:: Exercise objective ::
Extract, from the listing that follows, each line containing the word "French".

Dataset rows
● ● ● ● ● ● ●

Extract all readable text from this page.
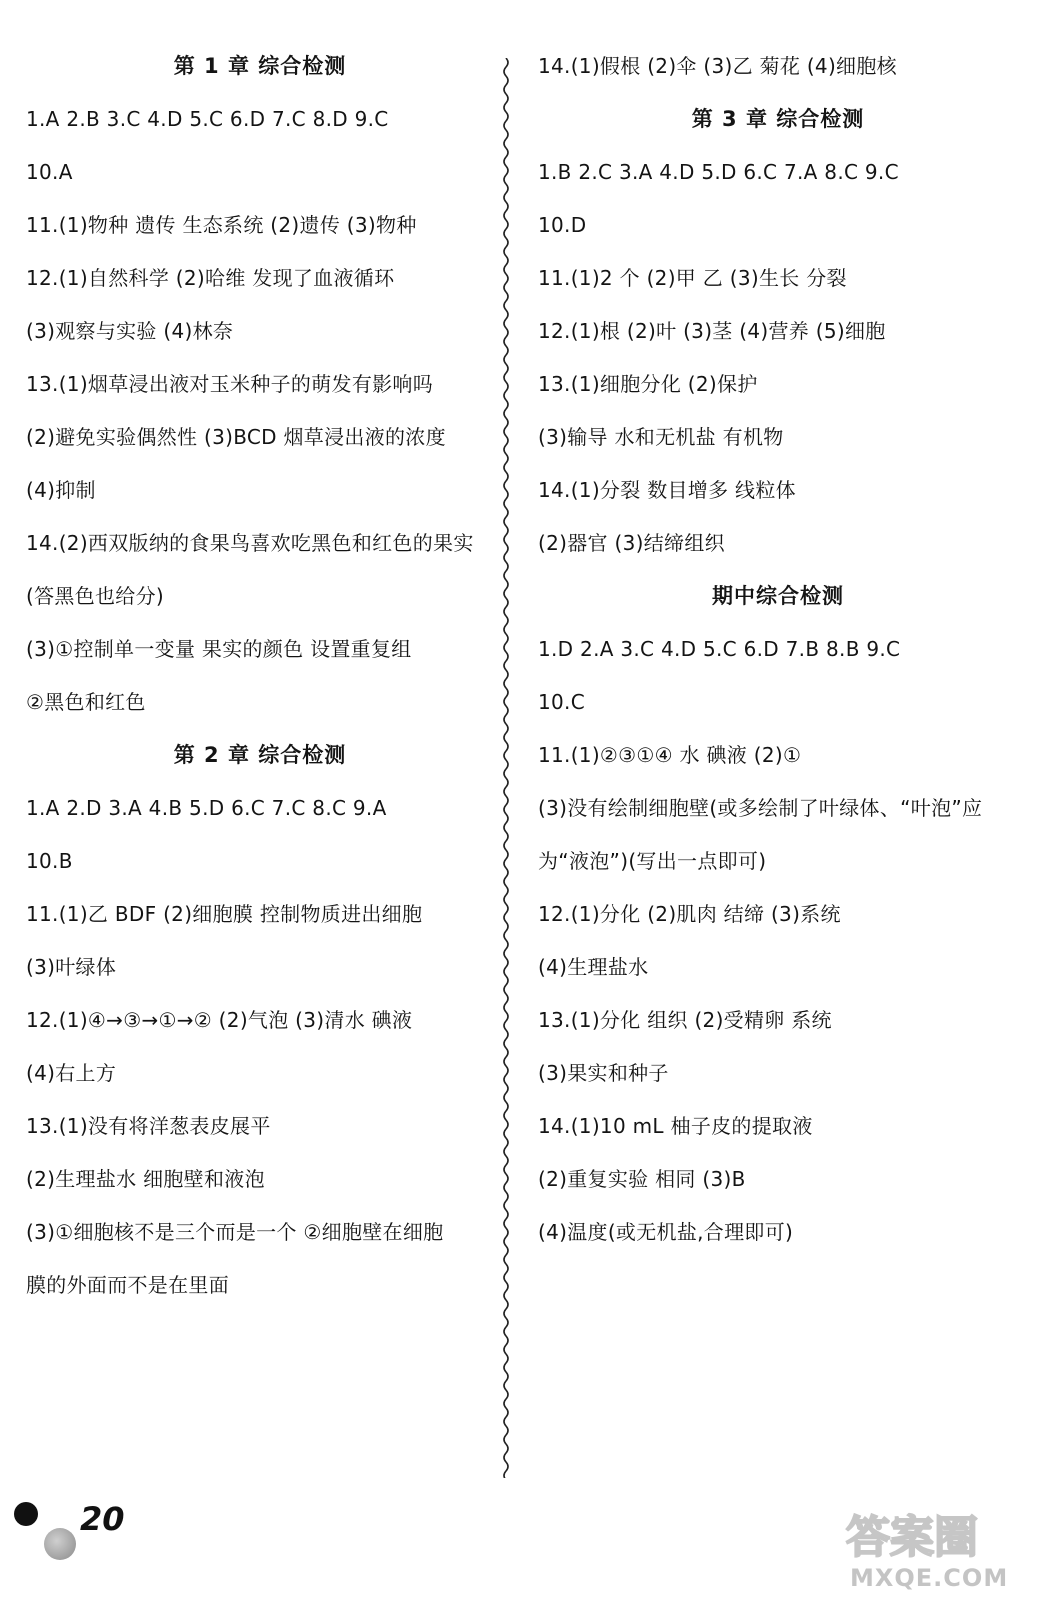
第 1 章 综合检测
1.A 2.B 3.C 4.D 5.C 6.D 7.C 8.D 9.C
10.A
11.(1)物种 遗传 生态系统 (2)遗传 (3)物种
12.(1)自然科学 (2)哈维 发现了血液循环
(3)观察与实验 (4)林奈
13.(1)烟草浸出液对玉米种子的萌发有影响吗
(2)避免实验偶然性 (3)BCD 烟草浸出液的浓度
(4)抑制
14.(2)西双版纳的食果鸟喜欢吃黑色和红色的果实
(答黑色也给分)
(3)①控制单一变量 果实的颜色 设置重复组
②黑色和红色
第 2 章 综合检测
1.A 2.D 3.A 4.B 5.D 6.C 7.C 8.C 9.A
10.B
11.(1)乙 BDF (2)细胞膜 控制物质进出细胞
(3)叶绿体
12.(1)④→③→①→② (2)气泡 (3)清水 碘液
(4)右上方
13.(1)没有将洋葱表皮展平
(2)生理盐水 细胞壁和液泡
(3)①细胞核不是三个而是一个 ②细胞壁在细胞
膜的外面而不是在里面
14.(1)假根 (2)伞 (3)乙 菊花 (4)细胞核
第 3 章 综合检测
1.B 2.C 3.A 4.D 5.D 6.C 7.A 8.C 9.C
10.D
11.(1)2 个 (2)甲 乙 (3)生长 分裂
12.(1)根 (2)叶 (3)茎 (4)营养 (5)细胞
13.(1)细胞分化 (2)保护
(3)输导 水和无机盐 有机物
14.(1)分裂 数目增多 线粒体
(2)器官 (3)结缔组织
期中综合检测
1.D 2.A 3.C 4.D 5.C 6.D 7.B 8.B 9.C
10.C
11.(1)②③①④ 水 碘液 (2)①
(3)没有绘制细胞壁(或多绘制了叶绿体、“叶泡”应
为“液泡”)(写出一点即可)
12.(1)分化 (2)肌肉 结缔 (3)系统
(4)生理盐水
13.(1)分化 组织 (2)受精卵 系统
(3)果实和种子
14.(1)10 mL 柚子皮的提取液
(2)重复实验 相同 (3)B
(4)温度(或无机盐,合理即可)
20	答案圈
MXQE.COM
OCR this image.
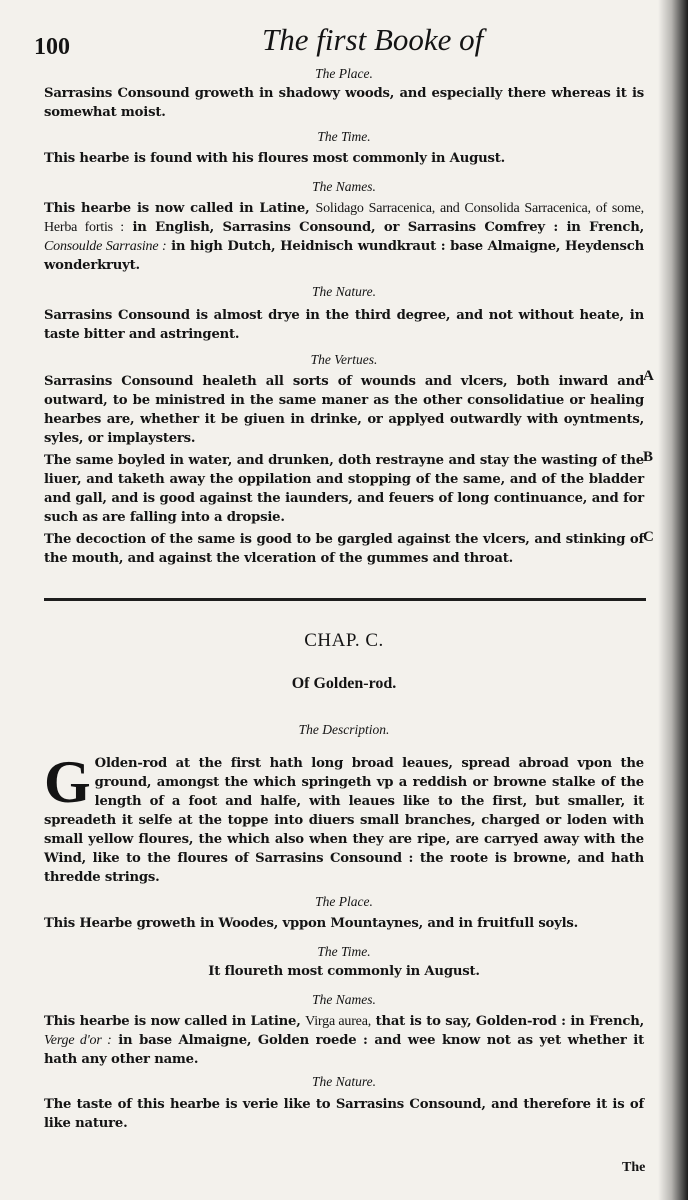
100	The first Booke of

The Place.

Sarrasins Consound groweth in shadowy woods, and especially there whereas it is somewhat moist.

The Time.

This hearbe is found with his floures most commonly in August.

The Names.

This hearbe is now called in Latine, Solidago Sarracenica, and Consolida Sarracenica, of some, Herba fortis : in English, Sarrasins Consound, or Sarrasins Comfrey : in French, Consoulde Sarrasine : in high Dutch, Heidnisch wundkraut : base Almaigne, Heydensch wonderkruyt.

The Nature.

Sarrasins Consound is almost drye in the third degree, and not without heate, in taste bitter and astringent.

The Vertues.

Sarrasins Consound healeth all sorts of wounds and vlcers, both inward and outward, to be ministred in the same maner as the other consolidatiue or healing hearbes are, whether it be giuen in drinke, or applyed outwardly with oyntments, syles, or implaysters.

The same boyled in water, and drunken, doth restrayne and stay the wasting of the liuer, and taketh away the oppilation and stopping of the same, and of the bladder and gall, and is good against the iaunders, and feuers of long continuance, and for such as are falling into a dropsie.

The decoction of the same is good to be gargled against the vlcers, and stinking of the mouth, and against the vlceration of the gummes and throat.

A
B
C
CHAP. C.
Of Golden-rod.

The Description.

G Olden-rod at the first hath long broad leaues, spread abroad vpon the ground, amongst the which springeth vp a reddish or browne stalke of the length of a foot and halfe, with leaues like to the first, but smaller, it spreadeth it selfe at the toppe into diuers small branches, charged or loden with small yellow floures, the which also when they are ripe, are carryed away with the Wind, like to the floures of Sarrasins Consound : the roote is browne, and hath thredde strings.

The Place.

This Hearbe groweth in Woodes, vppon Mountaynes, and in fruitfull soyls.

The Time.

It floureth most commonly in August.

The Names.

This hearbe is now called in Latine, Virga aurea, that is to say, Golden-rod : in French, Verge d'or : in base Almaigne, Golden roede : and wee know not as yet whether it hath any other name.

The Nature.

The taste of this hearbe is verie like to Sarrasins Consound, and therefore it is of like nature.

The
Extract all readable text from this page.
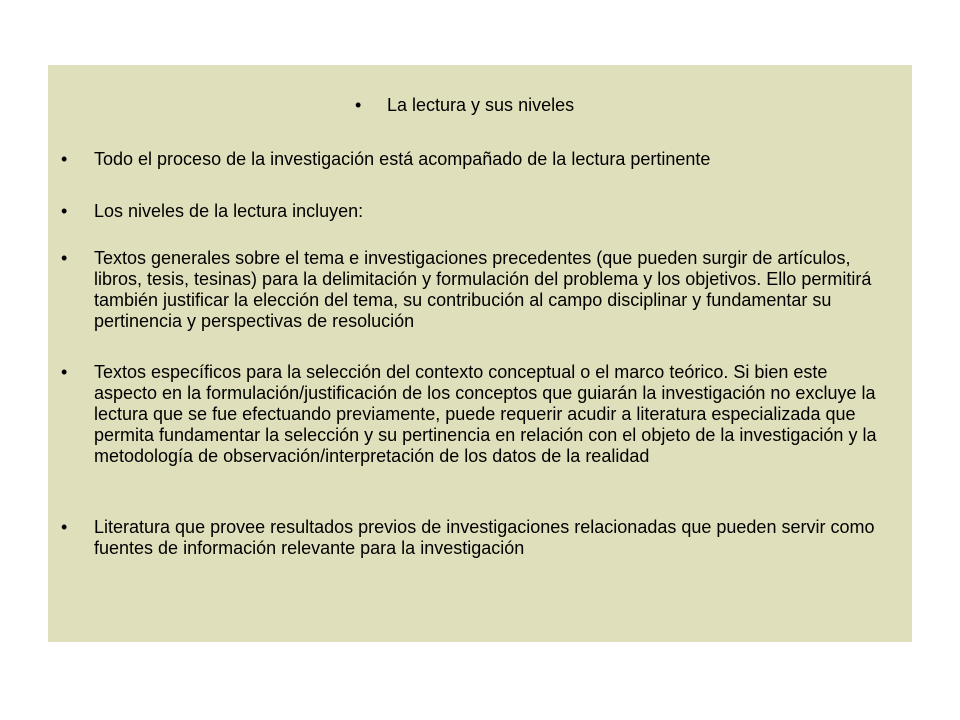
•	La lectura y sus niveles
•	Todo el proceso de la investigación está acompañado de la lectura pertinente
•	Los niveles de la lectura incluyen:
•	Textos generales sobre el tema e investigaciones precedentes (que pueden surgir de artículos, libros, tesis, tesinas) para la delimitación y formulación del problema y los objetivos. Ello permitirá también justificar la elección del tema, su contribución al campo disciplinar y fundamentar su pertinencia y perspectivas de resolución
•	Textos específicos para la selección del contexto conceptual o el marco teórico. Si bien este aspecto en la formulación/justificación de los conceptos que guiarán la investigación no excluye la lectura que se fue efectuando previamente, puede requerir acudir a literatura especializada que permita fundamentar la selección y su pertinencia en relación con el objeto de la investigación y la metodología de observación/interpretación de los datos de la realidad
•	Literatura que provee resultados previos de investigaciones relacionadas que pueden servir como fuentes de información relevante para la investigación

● ● ● ● ● ● ●

:: Problem solution ::
This hearbe is now called in Latine, Solidago Sarracenica, and Consolida Sarracenica, of some, Herba fortis : in English, Sarrasins Consound, or Sarrasins Comfrey : in French, Consoulde Sarrasine : in high Dutch, Heidnisch wundkraut : base Almaigne, Heydensch wonderkruyt.
This hearbe is now called in Latine, Virga aurea, that is to say, Golden-rod : in French, Verge d'or : in base Almaigne, Golden roede : and wee know not as yet whether it hath any other name.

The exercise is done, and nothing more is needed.